++++ EXTRACTED ENTRIES ++++
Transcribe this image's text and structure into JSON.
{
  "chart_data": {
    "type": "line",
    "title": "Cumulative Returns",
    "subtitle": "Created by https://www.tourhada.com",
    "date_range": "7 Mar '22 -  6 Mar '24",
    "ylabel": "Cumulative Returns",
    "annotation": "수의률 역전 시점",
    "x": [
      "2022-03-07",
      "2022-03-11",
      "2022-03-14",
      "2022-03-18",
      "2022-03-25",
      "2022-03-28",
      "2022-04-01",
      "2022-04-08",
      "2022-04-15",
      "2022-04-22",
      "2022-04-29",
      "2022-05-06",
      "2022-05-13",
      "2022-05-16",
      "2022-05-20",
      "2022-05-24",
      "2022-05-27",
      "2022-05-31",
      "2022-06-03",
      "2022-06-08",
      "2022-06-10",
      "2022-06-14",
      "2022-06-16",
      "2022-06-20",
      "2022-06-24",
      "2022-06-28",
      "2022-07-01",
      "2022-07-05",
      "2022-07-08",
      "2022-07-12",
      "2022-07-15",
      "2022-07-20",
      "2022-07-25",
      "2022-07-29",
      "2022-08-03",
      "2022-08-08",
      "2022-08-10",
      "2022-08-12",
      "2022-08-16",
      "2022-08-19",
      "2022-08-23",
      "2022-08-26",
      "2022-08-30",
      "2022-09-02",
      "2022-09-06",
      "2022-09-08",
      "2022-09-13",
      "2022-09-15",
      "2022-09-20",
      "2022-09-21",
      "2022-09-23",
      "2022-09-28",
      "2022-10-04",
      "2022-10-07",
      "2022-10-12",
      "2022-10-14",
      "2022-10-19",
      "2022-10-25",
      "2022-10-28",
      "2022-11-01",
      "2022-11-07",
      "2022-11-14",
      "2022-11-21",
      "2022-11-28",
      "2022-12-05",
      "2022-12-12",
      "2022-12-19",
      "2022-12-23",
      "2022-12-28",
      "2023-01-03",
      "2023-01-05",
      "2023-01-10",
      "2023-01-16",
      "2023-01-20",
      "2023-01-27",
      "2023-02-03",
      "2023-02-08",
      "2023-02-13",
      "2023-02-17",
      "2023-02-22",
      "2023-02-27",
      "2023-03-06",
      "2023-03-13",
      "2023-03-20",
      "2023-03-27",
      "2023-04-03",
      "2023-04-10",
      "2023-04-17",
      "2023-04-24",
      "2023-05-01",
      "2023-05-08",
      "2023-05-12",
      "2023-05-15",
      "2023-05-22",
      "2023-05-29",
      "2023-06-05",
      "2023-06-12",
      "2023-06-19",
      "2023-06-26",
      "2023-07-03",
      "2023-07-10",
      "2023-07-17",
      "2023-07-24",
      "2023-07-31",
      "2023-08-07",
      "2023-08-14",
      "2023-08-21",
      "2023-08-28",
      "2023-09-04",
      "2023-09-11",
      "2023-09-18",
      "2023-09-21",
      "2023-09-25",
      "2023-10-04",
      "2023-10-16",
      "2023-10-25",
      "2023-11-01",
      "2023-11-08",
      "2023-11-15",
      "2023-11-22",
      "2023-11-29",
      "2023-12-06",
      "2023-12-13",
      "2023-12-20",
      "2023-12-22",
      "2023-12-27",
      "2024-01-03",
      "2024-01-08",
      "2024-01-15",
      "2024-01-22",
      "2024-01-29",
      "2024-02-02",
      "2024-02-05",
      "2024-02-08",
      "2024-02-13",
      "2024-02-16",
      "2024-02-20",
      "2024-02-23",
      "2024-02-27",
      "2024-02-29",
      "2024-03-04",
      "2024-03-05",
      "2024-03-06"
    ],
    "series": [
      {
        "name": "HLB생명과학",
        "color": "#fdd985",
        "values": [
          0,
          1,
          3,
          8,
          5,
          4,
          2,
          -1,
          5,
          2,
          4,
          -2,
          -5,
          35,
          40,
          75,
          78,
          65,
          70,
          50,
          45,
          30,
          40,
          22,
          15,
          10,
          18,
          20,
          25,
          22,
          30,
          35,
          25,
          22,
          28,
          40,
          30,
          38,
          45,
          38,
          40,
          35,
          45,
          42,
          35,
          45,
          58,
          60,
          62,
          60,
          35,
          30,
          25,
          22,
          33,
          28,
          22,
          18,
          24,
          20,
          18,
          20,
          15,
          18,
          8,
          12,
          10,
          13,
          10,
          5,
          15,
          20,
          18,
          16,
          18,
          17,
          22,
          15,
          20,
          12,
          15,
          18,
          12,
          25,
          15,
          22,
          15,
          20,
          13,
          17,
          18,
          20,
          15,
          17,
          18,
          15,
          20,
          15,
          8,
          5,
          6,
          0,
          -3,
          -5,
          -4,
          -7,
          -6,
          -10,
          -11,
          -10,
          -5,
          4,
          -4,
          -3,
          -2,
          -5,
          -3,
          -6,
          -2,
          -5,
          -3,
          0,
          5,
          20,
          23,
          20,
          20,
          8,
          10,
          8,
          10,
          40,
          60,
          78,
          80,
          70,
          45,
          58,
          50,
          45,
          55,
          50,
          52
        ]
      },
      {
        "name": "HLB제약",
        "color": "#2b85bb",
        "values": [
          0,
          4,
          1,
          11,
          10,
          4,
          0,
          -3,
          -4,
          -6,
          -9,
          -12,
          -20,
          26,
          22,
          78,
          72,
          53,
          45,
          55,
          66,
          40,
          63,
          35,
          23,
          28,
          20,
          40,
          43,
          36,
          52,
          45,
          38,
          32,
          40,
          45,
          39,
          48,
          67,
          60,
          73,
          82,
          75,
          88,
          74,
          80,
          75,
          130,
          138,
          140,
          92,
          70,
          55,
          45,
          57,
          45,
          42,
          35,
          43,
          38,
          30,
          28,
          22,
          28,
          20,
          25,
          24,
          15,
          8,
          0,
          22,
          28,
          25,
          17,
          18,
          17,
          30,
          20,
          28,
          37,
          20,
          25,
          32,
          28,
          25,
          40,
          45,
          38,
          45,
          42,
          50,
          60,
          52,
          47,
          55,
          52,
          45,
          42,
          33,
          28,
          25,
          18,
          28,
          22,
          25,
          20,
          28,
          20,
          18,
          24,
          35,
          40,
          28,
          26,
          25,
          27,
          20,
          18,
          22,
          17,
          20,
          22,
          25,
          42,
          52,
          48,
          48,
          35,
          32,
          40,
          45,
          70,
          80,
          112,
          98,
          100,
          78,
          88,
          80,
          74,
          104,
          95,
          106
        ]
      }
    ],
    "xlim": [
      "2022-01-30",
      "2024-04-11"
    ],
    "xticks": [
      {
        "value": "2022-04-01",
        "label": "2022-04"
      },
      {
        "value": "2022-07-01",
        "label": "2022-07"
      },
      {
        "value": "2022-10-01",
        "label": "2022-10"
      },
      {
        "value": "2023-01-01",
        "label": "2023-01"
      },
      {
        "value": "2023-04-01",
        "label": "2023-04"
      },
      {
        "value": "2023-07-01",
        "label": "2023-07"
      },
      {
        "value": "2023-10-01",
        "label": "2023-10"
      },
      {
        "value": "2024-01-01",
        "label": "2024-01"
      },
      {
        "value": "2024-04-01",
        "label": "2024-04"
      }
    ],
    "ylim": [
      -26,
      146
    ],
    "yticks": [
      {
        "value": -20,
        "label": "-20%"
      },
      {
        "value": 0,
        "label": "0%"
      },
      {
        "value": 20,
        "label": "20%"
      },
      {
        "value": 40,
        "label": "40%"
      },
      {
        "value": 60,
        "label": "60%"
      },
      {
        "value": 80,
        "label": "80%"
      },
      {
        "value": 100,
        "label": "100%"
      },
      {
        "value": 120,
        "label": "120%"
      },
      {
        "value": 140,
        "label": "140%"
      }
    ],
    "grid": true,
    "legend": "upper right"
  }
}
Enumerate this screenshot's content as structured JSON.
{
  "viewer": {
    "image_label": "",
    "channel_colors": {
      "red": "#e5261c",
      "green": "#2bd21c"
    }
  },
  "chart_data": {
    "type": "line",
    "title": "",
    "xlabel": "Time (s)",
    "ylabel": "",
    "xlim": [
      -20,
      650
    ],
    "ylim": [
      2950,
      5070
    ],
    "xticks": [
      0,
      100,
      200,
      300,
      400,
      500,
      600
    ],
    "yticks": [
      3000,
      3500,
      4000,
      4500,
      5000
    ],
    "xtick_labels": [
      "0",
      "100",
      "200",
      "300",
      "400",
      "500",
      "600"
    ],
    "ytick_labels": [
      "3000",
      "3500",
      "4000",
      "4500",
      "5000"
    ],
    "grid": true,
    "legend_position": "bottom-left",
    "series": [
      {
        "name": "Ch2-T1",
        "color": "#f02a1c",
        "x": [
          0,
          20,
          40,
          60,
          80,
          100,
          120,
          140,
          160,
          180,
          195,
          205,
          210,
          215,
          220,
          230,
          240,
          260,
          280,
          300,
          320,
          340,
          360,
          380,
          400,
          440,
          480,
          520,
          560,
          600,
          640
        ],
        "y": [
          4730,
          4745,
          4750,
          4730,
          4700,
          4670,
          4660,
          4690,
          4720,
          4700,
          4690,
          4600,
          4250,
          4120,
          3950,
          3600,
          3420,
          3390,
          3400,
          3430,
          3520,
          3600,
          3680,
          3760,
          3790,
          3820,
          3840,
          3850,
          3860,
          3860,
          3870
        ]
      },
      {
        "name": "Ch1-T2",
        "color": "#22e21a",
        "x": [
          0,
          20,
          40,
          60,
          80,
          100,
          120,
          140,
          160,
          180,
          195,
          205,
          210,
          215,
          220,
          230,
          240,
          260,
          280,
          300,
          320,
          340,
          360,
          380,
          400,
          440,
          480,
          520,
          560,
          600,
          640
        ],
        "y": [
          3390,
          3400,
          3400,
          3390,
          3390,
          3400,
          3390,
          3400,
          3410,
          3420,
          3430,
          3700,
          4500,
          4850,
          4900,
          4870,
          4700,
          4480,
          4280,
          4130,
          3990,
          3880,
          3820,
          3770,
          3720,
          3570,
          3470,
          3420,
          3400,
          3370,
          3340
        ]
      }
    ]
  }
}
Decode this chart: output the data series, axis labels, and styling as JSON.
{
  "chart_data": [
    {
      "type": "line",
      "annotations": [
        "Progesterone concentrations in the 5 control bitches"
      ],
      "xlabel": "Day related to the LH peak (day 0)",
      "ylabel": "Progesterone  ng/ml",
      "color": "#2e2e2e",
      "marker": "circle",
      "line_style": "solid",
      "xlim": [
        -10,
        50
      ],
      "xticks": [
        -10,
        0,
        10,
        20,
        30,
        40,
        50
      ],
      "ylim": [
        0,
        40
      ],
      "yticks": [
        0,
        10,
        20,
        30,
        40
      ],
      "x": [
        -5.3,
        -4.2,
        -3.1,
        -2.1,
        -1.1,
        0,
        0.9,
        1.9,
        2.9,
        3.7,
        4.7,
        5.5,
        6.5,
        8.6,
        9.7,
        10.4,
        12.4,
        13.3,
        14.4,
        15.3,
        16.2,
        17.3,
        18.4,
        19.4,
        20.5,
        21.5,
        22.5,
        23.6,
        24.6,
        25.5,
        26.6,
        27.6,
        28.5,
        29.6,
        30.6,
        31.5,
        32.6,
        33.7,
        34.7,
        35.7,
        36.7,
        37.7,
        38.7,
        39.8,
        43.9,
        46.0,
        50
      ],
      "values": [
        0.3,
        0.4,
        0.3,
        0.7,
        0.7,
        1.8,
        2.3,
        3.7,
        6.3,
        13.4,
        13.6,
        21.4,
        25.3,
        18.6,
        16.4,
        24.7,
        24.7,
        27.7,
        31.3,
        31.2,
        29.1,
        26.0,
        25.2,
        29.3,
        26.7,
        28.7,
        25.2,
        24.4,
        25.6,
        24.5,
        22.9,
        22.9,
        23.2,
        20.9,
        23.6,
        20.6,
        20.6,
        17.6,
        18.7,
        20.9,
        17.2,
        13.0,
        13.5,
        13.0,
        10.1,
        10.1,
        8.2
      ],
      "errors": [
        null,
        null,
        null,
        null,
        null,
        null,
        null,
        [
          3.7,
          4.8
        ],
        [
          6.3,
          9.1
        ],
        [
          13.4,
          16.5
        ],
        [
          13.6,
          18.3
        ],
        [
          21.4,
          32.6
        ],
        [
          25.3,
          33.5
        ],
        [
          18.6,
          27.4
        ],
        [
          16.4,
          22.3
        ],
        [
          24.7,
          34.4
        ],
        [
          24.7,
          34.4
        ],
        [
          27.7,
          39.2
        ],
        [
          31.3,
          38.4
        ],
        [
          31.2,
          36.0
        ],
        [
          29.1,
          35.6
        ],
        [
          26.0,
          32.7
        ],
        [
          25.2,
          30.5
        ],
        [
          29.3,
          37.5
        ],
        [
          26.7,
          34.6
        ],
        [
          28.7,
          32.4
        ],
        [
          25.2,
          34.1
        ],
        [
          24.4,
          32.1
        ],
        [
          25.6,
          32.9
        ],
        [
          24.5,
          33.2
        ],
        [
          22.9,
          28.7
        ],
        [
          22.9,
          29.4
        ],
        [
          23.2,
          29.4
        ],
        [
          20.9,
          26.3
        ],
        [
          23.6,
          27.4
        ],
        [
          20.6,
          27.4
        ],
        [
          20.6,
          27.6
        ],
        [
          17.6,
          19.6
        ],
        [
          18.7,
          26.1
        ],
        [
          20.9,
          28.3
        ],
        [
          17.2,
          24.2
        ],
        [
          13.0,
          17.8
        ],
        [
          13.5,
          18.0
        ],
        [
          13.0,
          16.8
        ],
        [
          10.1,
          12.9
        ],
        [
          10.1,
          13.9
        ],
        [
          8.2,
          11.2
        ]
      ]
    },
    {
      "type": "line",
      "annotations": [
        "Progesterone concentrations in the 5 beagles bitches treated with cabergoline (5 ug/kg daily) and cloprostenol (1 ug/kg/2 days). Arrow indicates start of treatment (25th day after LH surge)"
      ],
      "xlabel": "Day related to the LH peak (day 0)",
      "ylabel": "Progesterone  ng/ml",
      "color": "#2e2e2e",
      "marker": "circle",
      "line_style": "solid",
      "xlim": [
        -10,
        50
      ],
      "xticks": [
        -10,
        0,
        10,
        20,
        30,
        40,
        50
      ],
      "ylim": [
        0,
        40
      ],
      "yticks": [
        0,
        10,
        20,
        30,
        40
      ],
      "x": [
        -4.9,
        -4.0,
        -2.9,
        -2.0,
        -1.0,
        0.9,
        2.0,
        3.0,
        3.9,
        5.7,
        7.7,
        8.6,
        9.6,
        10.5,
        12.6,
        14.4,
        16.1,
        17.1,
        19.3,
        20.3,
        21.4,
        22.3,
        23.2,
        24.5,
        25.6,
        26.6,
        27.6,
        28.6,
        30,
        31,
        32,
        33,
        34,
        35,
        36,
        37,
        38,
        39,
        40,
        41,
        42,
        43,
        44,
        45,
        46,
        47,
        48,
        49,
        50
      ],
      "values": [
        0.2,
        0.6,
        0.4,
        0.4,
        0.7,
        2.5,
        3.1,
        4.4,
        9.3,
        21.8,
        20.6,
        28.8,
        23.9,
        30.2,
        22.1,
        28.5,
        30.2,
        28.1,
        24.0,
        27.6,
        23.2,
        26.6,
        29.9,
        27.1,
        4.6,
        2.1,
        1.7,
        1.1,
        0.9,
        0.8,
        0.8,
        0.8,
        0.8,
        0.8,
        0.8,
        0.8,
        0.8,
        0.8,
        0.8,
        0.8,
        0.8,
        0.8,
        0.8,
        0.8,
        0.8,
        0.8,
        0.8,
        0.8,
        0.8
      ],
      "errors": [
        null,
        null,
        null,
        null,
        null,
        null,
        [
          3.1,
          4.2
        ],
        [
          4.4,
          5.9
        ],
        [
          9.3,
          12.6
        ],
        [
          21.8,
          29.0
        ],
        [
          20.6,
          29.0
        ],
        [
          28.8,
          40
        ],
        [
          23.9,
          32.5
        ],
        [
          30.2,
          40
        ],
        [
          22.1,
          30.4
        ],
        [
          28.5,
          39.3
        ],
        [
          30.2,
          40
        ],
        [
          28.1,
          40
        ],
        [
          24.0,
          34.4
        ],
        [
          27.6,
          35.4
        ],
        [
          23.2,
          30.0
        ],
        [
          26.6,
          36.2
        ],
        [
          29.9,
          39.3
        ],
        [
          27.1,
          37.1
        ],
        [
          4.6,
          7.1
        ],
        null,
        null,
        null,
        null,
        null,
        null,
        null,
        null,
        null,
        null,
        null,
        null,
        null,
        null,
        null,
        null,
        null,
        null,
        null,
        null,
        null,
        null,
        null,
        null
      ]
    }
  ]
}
++++
Extract all lines containing the word "Returns".

    "title": "Cumulative Returns",
    "ylabel": "Cumulative Returns",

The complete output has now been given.